Reproduce all entries precisely, down to the last character.

Stored dataset items:

---

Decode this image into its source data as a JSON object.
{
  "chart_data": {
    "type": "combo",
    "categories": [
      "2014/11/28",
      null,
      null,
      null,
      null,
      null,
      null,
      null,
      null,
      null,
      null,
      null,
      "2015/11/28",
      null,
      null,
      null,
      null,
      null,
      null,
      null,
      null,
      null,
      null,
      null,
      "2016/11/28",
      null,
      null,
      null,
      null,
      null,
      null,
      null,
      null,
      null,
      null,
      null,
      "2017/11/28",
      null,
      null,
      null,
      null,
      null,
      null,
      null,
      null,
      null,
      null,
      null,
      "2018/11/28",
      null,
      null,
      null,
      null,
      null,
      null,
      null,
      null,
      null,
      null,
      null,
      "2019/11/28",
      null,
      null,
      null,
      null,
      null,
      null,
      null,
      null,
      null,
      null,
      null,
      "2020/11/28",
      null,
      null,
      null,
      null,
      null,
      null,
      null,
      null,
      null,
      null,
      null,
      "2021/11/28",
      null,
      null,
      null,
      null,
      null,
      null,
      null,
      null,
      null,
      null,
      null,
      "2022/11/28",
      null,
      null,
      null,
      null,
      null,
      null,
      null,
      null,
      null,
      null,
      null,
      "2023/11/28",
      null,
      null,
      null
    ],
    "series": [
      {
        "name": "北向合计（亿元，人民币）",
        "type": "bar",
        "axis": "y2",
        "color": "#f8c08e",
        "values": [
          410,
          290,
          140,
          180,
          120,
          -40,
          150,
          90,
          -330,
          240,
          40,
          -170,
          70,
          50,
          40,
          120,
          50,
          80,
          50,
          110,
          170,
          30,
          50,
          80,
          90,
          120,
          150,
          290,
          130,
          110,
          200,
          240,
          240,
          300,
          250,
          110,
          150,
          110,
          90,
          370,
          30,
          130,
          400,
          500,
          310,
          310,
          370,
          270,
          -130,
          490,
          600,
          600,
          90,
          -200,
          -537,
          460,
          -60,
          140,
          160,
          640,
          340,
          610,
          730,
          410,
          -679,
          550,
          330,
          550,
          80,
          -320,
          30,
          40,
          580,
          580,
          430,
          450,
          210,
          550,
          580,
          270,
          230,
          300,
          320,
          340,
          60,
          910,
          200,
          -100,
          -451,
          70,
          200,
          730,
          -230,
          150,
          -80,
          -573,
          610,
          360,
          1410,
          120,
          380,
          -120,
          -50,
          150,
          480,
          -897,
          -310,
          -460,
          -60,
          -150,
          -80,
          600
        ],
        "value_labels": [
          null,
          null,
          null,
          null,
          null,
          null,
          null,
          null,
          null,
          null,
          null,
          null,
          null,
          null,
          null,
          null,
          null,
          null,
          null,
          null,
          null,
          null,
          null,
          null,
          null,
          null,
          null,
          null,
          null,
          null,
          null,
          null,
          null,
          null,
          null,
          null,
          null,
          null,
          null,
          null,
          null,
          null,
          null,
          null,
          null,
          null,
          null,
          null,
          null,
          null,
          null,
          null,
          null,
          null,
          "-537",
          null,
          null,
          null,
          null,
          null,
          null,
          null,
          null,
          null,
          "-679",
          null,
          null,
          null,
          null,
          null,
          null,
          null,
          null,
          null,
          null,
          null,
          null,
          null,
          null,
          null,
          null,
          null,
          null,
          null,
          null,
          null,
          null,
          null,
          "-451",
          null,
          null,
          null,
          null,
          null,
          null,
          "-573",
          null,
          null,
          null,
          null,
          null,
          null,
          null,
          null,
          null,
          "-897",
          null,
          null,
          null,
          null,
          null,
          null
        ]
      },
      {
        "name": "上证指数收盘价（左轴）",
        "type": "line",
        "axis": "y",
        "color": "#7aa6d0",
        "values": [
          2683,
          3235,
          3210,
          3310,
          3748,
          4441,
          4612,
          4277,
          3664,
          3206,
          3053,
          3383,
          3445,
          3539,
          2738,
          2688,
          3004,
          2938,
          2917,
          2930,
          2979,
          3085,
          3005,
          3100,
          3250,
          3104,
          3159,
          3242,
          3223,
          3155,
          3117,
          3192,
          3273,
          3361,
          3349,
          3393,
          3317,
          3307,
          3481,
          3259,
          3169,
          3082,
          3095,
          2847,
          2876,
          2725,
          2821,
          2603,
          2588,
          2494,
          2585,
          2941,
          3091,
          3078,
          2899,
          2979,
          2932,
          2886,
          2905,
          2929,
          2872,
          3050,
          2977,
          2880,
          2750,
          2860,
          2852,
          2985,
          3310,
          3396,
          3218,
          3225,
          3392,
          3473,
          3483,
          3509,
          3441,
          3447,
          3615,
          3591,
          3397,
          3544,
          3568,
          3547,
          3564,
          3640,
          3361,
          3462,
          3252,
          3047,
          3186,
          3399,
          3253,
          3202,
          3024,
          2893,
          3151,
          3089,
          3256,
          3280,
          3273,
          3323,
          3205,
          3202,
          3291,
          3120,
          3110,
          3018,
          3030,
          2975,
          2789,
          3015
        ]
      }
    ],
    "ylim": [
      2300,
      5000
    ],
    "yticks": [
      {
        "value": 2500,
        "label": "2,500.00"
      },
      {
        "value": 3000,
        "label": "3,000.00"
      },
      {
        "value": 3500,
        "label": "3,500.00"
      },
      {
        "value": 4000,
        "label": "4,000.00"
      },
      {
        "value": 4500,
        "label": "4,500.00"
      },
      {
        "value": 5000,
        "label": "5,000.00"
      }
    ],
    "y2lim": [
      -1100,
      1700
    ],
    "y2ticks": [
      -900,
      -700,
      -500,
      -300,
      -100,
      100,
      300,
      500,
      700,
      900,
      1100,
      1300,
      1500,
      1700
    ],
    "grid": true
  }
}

---

## Solution to this exercise
Decode this image into its source data as a JSON object.
{
  "chart_data": {
    "type": "combo",
    "categories": [
      "2014/11/28",
      null,
      null,
      null,
      null,
      null,
      null,
      null,
      null,
      null,
      null,
      null,
      "2015/11/28",
      null,
      null,
      null,
      null,
      null,
      null,
      null,
      null,
      null,
      null,
      null,
      "2016/11/28",
      null,
      null,
      null,
      null,
      null,
      null,
      null,
      null,
      null,
      null,
      null,
      "2017/11/28",
      null,
      null,
      null,
      null,
      null,
      null,
      null,
      null,
      null,
      null,
      null,
      "2018/11/28",
      null,
      null,
      null,
      null,
      null,
      null,
      null,
      null,
      null,
      null,
      null,
      "2019/11/28",
      null,
      null,
      null,
      null,
      null,
      null,
      null,
      null,
      null,
      null,
      null,
      "2020/11/28",
      null,
      null,
      null,
      null,
      null,
      null,
      null,
      null,
      null,
      null,
      null,
      "2021/11/28",
      null,
      null,
      null,
      null,
      null,
      null,
      null,
      null,
      null,
      null,
      null,
      "2022/11/28",
      null,
      null,
      null,
      null,
      null,
      null,
      null,
      null,
      null,
      null,
      null,
      "2023/11/28",
      null,
      null,
      null
    ],
    "series": [
      {
        "name": "北向合计（亿元，人民币）",
        "type": "bar",
        "axis": "y2",
        "color": "#f8c08e",
        "values": [
          410,
          290,
          140,
          180,
          120,
          -40,
          150,
          90,
          -330,
          240,
          40,
          -170,
          70,
          50,
          40,
          120,
          50,
          80,
          50,
          110,
          170,
          30,
          50,
          80,
          90,
          120,
          150,
          290,
          130,
          110,
          200,
          240,
          240,
          300,
          250,
          110,
          150,
          110,
          90,
          370,
          30,
          130,
          400,
          500,
          310,
          310,
          370,
          270,
          -130,
          490,
          600,
          600,
          90,
          -200,
          -537,
          460,
          -60,
          140,
          160,
          640,
          340,
          610,
          730,
          410,
          -679,
          550,
          330,
          550,
          80,
          -320,
          30,
          40,
          580,
          580,
          430,
          450,
          210,
          550,
          580,
          270,
          230,
          300,
          320,
          340,
          60,
          910,
          200,
          -100,
          -451,
          70,
          200,
          730,
          -230,
          150,
          -80,
          -573,
          610,
          360,
          1410,
          120,
          380,
          -120,
          -50,
          150,
          480,
          -897,
          -310,
          -460,
          -60,
          -150,
          -80,
          600
        ],
        "value_labels": [
          null,
          null,
          null,
          null,
          null,
          null,
          null,
          null,
          null,
          null,
          null,
          null,
          null,
          null,
          null,
          null,
          null,
          null,
          null,
          null,
          null,
          null,
          null,
          null,
          null,
          null,
          null,
          null,
          null,
          null,
          null,
          null,
          null,
          null,
          null,
          null,
          null,
          null,
          null,
          null,
          null,
          null,
          null,
          null,
          null,
          null,
          null,
          null,
          null,
          null,
          null,
          null,
          null,
          null,
          "-537",
          null,
          null,
          null,
          null,
          null,
          null,
          null,
          null,
          null,
          "-679",
          null,
          null,
          null,
          null,
          null,
          null,
          null,
          null,
          null,
          null,
          null,
          null,
          null,
          null,
          null,
          null,
          null,
          null,
          null,
          null,
          null,
          null,
          null,
          "-451",
          null,
          null,
          null,
          null,
          null,
          null,
          "-573",
          null,
          null,
          null,
          null,
          null,
          null,
          null,
          null,
          null,
          "-897",
          null,
          null,
          null,
          null,
          null,
          null
        ]
      },
      {
        "name": "上证指数收盘价（左轴）",
        "type": "line",
        "axis": "y",
        "color": "#7aa6d0",
        "values": [
          2683,
          3235,
          3210,
          3310,
          3748,
          4441,
          4612,
          4277,
          3664,
          3206,
          3053,
          3383,
          3445,
          3539,
          2738,
          2688,
          3004,
          2938,
          2917,
          2930,
          2979,
          3085,
          3005,
          3100,
          3250,
          3104,
          3159,
          3242,
          3223,
          3155,
          3117,
          3192,
          3273,
          3361,
          3349,
          3393,
          3317,
          3307,
          3481,
          3259,
          3169,
          3082,
          3095,
          2847,
          2876,
          2725,
          2821,
          2603,
          2588,
          2494,
          2585,
          2941,
          3091,
          3078,
          2899,
          2979,
          2932,
          2886,
          2905,
          2929,
          2872,
          3050,
          2977,
          2880,
          2750,
          2860,
          2852,
          2985,
          3310,
          3396,
          3218,
          3225,
          3392,
          3473,
          3483,
          3509,
          3441,
          3447,
          3615,
          3591,
          3397,
          3544,
          3568,
          3547,
          3564,
          3640,
          3361,
          3462,
          3252,
          3047,
          3186,
          3399,
          3253,
          3202,
          3024,
          2893,
          3151,
          3089,
          3256,
          3280,
          3273,
          3323,
          3205,
          3202,
          3291,
          3120,
          3110,
          3018,
          3030,
          2975,
          2789,
          3015
        ]
      }
    ],
    "ylim": [
      2300,
      5000
    ],
    "yticks": [
      {
        "value": 2500,
        "label": "2,500.00"
      },
      {
        "value": 3000,
        "label": "3,000.00"
      },
      {
        "value": 3500,
        "label": "3,500.00"
      },
      {
        "value": 4000,
        "label": "4,000.00"
      },
      {
        "value": 4500,
        "label": "4,500.00"
      },
      {
        "value": 5000,
        "label": "5,000.00"
      }
    ],
    "y2lim": [
      -1100,
      1700
    ],
    "y2ticks": [
      -900,
      -700,
      -500,
      -300,
      -100,
      100,
      300,
      500,
      700,
      900,
      1100,
      1300,
      1500,
      1700
    ],
    "grid": true
  }
}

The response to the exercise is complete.